Start RECORDED INFORMATION
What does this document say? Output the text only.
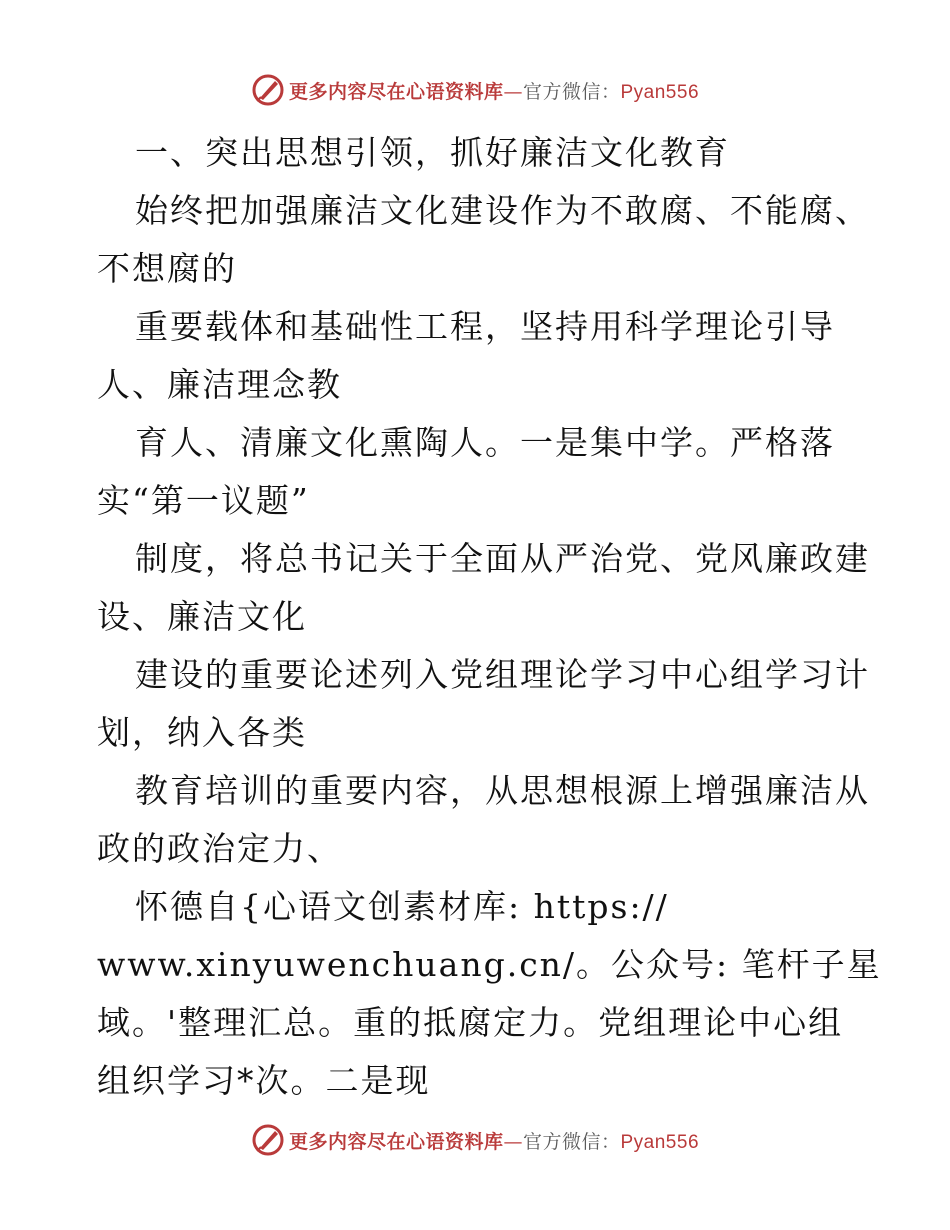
更多内容尽在心语资料库—官方微信：Pyan556
一、突出思想引领，抓好廉洁文化教育
始终把加强廉洁文化建设作为不敢腐、不能腐、
不想腐的
重要载体和基础性工程，坚持用科学理论引导
人、廉洁理念教
育人、清廉文化熏陶人。一是集中学。严格落
实“第一议题”
制度，将总书记关于全面从严治党、党风廉政建
设、廉洁文化
建设的重要论述列入党组理论学习中心组学习计
划，纳入各类
教育培训的重要内容，从思想根源上增强廉洁从
政的政治定力、
怀德自{心语文创素材库: https://
www.xinyuwenchuang.cn/。公众号: 笔杆子星
域。'整理汇总。重的抵腐定力。党组理论中心组
组织学习*次。二是现
更多内容尽在心语资料库—官方微信：Pyan556
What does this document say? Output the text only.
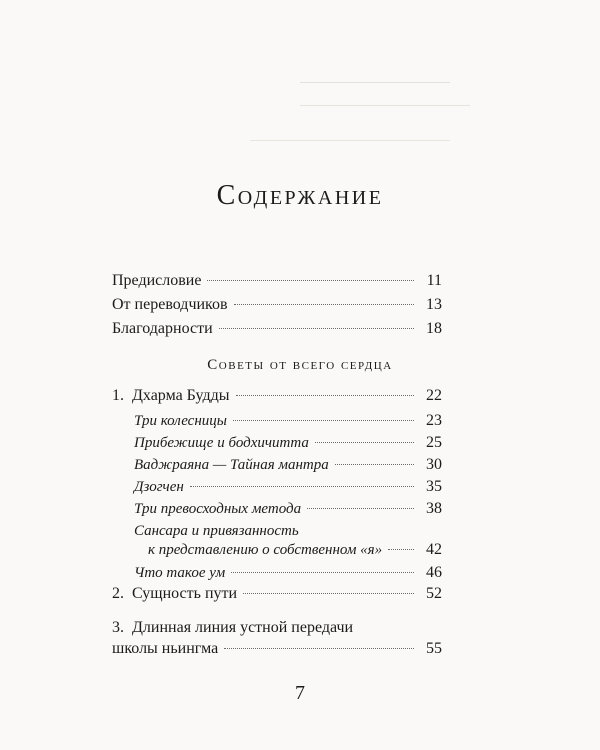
Содержание
Предисловие	11
От переводчиков	13
Благодарности	18
Советы от всего сердца
1. Дхарма Будды	22
Три колесницы	23
Прибежище и бодхичитта	25
Ваджраяна — Тайная мантра	30
Дзогчен	35
Три превосходных метода	38
Сансара и привязанность
к представлению о собственном «я»	42
Что такое ум	46
2. Сущность пути	52
3. Длинная линия устной передачи
школы ньингма	55
7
End RECORDED INFORMATION
[AIM OF THE TASK]
Transcribe the material exactly, and leave out whatever pictures it holds.

[WRITTEN RESPONSE]
What does this document say? Output the text only.
更多内容尽在心语资料库—官方微信：Pyan556
一、突出思想引领，抓好廉洁文化教育
始终把加强廉洁文化建设作为不敢腐、不能腐、
不想腐的
重要载体和基础性工程，坚持用科学理论引导
人、廉洁理念教
育人、清廉文化熏陶人。一是集中学。严格落
实“第一议题”
制度，将总书记关于全面从严治党、党风廉政建
设、廉洁文化
建设的重要论述列入党组理论学习中心组学习计
划，纳入各类
教育培训的重要内容，从思想根源上增强廉洁从
政的政治定力、
怀德自{心语文创素材库: https://
www.xinyuwenchuang.cn/。公众号: 笔杆子星
域。'整理汇总。重的抵腐定力。党组理论中心组
组织学习*次。二是现
更多内容尽在心语资料库—官方微信：Pyan556
What does this document say? Output the text only.
Содержание
Предисловие	11
От переводчиков	13
Благодарности	18
Советы от всего сердца
1. Дхарма Будды	22
Три колесницы	23
Прибежище и бодхичитта	25
Ваджраяна — Тайная мантра	30
Дзогчен	35
Три превосходных метода	38
Сансара и привязанность
к представлению о собственном «я»	42
Что такое ум	46
2. Сущность пути	52
3. Длинная линия устной передачи
школы ньингма	55
7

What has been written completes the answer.